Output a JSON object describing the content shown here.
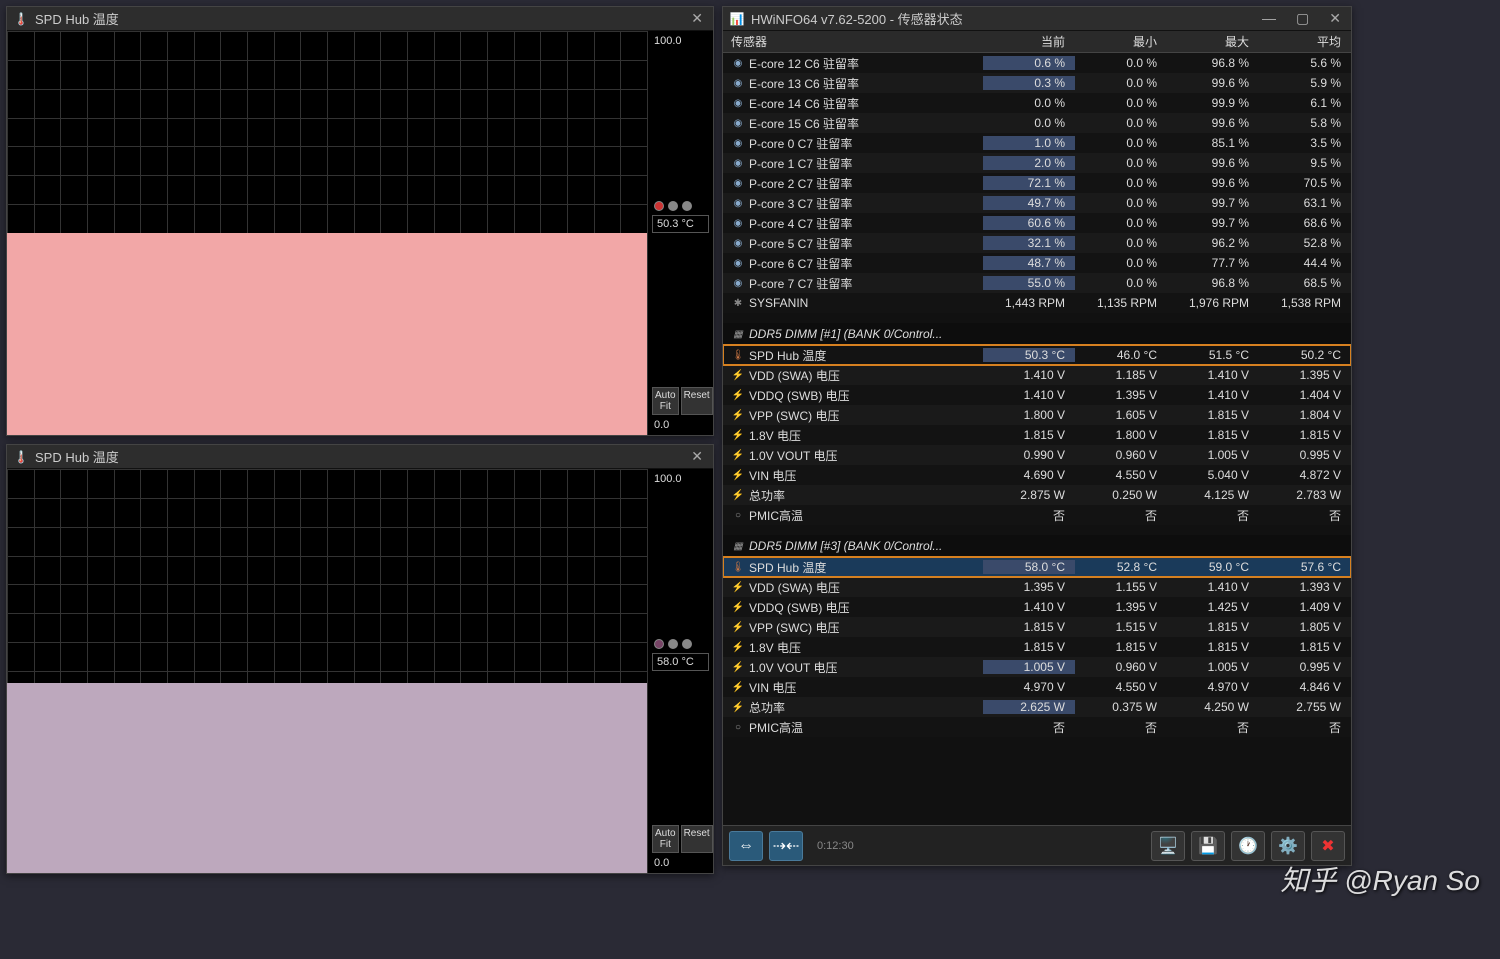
{
  "graph1": {
    "title": "SPD Hub 温度",
    "ymax": "100.0",
    "ymin": "0.0",
    "current": "50.3 °C",
    "fill_color": "#f2a7a7",
    "fill_height_pct": 50,
    "dot_colors": [
      "#cc3333",
      "#888888",
      "#888888"
    ],
    "autofit": "Auto Fit",
    "reset": "Reset"
  },
  "graph2": {
    "title": "SPD Hub 温度",
    "ymax": "100.0",
    "ymin": "0.0",
    "current": "58.0 °C",
    "fill_color": "#bda8bd",
    "fill_height_pct": 47,
    "dot_colors": [
      "#774466",
      "#888888",
      "#888888"
    ],
    "autofit": "Auto Fit",
    "reset": "Reset"
  },
  "sensors": {
    "title": "HWiNFO64 v7.62-5200 - 传感器状态",
    "columns": {
      "name": "传感器",
      "cur": "当前",
      "min": "最小",
      "max": "最大",
      "avg": "平均"
    },
    "rows": [
      {
        "icon": "clock",
        "name": "E-core 12 C6 驻留率",
        "cur": "0.6 %",
        "min": "0.0 %",
        "max": "96.8 %",
        "avg": "5.6 %",
        "cur_hl": true
      },
      {
        "icon": "clock",
        "name": "E-core 13 C6 驻留率",
        "cur": "0.3 %",
        "min": "0.0 %",
        "max": "99.6 %",
        "avg": "5.9 %",
        "cur_hl": true
      },
      {
        "icon": "clock",
        "name": "E-core 14 C6 驻留率",
        "cur": "0.0 %",
        "min": "0.0 %",
        "max": "99.9 %",
        "avg": "6.1 %"
      },
      {
        "icon": "clock",
        "name": "E-core 15 C6 驻留率",
        "cur": "0.0 %",
        "min": "0.0 %",
        "max": "99.6 %",
        "avg": "5.8 %"
      },
      {
        "icon": "clock",
        "name": "P-core 0 C7 驻留率",
        "cur": "1.0 %",
        "min": "0.0 %",
        "max": "85.1 %",
        "avg": "3.5 %",
        "cur_hl": true
      },
      {
        "icon": "clock",
        "name": "P-core 1 C7 驻留率",
        "cur": "2.0 %",
        "min": "0.0 %",
        "max": "99.6 %",
        "avg": "9.5 %",
        "cur_hl": true
      },
      {
        "icon": "clock",
        "name": "P-core 2 C7 驻留率",
        "cur": "72.1 %",
        "min": "0.0 %",
        "max": "99.6 %",
        "avg": "70.5 %",
        "cur_hl": true
      },
      {
        "icon": "clock",
        "name": "P-core 3 C7 驻留率",
        "cur": "49.7 %",
        "min": "0.0 %",
        "max": "99.7 %",
        "avg": "63.1 %",
        "cur_hl": true
      },
      {
        "icon": "clock",
        "name": "P-core 4 C7 驻留率",
        "cur": "60.6 %",
        "min": "0.0 %",
        "max": "99.7 %",
        "avg": "68.6 %",
        "cur_hl": true
      },
      {
        "icon": "clock",
        "name": "P-core 5 C7 驻留率",
        "cur": "32.1 %",
        "min": "0.0 %",
        "max": "96.2 %",
        "avg": "52.8 %",
        "cur_hl": true
      },
      {
        "icon": "clock",
        "name": "P-core 6 C7 驻留率",
        "cur": "48.7 %",
        "min": "0.0 %",
        "max": "77.7 %",
        "avg": "44.4 %",
        "cur_hl": true
      },
      {
        "icon": "clock",
        "name": "P-core 7 C7 驻留率",
        "cur": "55.0 %",
        "min": "0.0 %",
        "max": "96.8 %",
        "avg": "68.5 %",
        "cur_hl": true
      },
      {
        "icon": "fan",
        "name": "SYSFANIN",
        "cur": "1,443 RPM",
        "min": "1,135 RPM",
        "max": "1,976 RPM",
        "avg": "1,538 RPM"
      },
      {
        "section": true,
        "icon": "chip",
        "name": "DDR5 DIMM [#1] (BANK 0/Control..."
      },
      {
        "icon": "therm",
        "name": "SPD Hub 温度",
        "cur": "50.3 °C",
        "min": "46.0 °C",
        "max": "51.5 °C",
        "avg": "50.2 °C",
        "highlight": true,
        "cur_hl": true
      },
      {
        "icon": "bolt",
        "name": "VDD (SWA) 电压",
        "cur": "1.410 V",
        "min": "1.185 V",
        "max": "1.410 V",
        "avg": "1.395 V"
      },
      {
        "icon": "bolt",
        "name": "VDDQ (SWB) 电压",
        "cur": "1.410 V",
        "min": "1.395 V",
        "max": "1.410 V",
        "avg": "1.404 V"
      },
      {
        "icon": "bolt",
        "name": "VPP (SWC) 电压",
        "cur": "1.800 V",
        "min": "1.605 V",
        "max": "1.815 V",
        "avg": "1.804 V"
      },
      {
        "icon": "bolt",
        "name": "1.8V 电压",
        "cur": "1.815 V",
        "min": "1.800 V",
        "max": "1.815 V",
        "avg": "1.815 V"
      },
      {
        "icon": "bolt",
        "name": "1.0V VOUT 电压",
        "cur": "0.990 V",
        "min": "0.960 V",
        "max": "1.005 V",
        "avg": "0.995 V"
      },
      {
        "icon": "bolt",
        "name": "VIN 电压",
        "cur": "4.690 V",
        "min": "4.550 V",
        "max": "5.040 V",
        "avg": "4.872 V"
      },
      {
        "icon": "bolt",
        "name": "总功率",
        "cur": "2.875 W",
        "min": "0.250 W",
        "max": "4.125 W",
        "avg": "2.783 W"
      },
      {
        "icon": "dot",
        "name": "PMIC高温",
        "cur": "否",
        "min": "否",
        "max": "否",
        "avg": "否"
      },
      {
        "section": true,
        "icon": "chip",
        "name": "DDR5 DIMM [#3] (BANK 0/Control..."
      },
      {
        "icon": "therm",
        "name": "SPD Hub 温度",
        "cur": "58.0 °C",
        "min": "52.8 °C",
        "max": "59.0 °C",
        "avg": "57.6 °C",
        "highlight": true,
        "selected": true,
        "cur_hl": true
      },
      {
        "icon": "bolt",
        "name": "VDD (SWA) 电压",
        "cur": "1.395 V",
        "min": "1.155 V",
        "max": "1.410 V",
        "avg": "1.393 V"
      },
      {
        "icon": "bolt",
        "name": "VDDQ (SWB) 电压",
        "cur": "1.410 V",
        "min": "1.395 V",
        "max": "1.425 V",
        "avg": "1.409 V"
      },
      {
        "icon": "bolt",
        "name": "VPP (SWC) 电压",
        "cur": "1.815 V",
        "min": "1.515 V",
        "max": "1.815 V",
        "avg": "1.805 V"
      },
      {
        "icon": "bolt",
        "name": "1.8V 电压",
        "cur": "1.815 V",
        "min": "1.815 V",
        "max": "1.815 V",
        "avg": "1.815 V"
      },
      {
        "icon": "bolt",
        "name": "1.0V VOUT 电压",
        "cur": "1.005 V",
        "min": "0.960 V",
        "max": "1.005 V",
        "avg": "0.995 V",
        "cur_hl": true
      },
      {
        "icon": "bolt",
        "name": "VIN 电压",
        "cur": "4.970 V",
        "min": "4.550 V",
        "max": "4.970 V",
        "avg": "4.846 V"
      },
      {
        "icon": "bolt",
        "name": "总功率",
        "cur": "2.625 W",
        "min": "0.375 W",
        "max": "4.250 W",
        "avg": "2.755 W",
        "cur_hl": true
      },
      {
        "icon": "dot",
        "name": "PMIC高温",
        "cur": "否",
        "min": "否",
        "max": "否",
        "avg": "否"
      }
    ],
    "timer": "0:12:30"
  },
  "watermark": "知乎 @Ryan So"
}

## [Job]
How many lines of the data hold the string "DIMM"? Reply with the number alone.

## [Answer to this task]
2